*Problem requirements*: Where a line contains the word "storage", copy that line.

::: Input for this task :::

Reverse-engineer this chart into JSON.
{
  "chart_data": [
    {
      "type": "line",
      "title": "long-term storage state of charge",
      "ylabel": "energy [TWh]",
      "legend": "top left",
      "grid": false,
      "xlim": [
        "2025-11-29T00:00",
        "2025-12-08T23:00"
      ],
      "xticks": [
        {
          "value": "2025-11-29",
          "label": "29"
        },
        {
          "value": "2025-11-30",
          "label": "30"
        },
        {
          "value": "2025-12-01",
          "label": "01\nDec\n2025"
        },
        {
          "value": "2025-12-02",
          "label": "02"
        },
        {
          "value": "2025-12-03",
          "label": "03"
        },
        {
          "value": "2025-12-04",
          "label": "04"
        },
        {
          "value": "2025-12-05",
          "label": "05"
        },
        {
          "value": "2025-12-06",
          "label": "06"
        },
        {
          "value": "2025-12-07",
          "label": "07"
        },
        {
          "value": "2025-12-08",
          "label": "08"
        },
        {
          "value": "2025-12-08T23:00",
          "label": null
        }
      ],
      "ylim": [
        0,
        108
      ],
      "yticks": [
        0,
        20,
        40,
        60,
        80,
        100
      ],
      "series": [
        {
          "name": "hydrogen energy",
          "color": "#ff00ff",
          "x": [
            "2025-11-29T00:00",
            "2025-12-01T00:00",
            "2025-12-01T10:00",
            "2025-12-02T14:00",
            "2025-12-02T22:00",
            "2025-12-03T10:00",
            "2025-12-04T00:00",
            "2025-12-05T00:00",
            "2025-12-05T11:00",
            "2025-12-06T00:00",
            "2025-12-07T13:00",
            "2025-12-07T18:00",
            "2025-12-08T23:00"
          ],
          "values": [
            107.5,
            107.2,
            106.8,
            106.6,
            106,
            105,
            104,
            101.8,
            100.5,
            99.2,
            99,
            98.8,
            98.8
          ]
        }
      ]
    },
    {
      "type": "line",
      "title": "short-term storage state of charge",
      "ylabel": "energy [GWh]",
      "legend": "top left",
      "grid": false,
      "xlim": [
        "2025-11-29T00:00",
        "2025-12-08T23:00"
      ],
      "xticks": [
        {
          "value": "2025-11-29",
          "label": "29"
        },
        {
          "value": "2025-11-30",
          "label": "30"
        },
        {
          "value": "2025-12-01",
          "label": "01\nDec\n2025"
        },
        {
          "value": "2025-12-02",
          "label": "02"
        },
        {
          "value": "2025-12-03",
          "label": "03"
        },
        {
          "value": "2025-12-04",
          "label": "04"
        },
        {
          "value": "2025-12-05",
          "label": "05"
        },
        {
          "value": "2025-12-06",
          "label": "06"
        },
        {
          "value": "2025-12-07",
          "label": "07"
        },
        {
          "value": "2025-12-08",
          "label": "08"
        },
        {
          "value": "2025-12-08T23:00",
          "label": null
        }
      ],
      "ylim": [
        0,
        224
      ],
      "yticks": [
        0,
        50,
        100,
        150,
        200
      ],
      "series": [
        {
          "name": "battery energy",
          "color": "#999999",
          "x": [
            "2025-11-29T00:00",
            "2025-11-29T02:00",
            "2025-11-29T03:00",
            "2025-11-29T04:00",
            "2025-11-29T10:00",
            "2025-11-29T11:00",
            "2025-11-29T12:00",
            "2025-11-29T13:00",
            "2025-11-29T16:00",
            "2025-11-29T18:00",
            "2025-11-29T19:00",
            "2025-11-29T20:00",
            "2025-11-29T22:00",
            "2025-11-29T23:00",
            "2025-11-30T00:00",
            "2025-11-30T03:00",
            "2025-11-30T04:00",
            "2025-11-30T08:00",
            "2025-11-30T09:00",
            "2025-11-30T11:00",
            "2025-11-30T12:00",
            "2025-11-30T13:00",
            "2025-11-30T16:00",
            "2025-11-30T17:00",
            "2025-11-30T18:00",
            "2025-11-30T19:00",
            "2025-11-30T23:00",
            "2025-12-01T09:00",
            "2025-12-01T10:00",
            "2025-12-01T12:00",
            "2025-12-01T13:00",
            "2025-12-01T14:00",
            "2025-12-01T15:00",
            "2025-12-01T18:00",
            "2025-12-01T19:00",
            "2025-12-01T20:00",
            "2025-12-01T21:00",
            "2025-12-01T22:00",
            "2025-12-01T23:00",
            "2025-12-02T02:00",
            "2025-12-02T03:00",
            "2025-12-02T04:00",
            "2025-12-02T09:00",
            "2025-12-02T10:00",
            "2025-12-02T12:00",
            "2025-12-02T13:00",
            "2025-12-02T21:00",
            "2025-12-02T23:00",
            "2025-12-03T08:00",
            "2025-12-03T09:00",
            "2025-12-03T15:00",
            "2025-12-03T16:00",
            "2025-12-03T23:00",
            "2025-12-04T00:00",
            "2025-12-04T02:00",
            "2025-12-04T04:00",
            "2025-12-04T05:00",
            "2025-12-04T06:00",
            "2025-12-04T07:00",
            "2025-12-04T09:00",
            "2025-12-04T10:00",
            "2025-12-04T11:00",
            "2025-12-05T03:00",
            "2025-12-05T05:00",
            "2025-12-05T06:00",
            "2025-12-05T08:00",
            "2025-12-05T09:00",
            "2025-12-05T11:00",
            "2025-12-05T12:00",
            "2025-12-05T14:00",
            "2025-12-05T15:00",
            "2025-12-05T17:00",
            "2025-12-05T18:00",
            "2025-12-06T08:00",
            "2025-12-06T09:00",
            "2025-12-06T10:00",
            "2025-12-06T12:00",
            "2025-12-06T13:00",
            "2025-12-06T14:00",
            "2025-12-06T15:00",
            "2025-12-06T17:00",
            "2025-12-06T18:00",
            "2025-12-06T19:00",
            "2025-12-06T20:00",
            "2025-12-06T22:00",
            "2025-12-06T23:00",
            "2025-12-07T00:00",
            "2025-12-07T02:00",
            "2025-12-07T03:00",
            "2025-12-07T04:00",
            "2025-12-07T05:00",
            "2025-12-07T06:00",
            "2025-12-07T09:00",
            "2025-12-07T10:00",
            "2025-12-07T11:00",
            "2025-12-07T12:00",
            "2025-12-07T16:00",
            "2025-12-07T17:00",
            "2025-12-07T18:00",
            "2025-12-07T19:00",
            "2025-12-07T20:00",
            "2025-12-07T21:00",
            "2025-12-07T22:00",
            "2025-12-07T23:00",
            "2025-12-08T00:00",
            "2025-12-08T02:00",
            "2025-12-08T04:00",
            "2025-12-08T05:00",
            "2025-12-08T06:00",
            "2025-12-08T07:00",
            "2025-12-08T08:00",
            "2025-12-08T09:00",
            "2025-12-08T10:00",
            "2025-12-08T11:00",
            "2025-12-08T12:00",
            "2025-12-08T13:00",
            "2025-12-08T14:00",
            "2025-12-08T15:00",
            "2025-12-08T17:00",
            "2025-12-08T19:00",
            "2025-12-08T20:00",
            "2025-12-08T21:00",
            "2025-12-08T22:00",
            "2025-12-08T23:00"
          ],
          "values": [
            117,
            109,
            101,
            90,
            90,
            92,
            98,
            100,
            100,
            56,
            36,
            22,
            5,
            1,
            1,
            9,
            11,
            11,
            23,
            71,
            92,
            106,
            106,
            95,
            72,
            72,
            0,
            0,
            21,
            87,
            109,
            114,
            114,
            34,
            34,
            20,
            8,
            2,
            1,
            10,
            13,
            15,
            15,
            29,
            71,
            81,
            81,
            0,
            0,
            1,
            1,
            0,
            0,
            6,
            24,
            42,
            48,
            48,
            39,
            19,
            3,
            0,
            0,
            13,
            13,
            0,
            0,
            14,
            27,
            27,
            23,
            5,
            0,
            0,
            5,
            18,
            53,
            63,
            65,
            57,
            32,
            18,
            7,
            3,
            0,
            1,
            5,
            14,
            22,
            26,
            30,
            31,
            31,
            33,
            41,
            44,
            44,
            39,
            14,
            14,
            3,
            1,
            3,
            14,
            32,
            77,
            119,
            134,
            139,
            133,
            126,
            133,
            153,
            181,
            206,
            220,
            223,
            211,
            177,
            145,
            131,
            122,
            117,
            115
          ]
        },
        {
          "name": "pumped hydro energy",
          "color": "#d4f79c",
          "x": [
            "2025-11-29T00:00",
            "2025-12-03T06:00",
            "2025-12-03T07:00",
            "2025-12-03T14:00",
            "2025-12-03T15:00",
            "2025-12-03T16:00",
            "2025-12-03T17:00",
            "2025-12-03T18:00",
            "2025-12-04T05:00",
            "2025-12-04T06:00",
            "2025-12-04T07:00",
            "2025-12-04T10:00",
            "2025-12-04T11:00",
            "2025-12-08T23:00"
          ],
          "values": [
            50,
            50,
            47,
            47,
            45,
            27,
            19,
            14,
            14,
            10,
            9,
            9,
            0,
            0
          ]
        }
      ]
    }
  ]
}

:::

*Reply*:
      "title": "long-term storage state of charge",
      "title": "short-term storage state of charge",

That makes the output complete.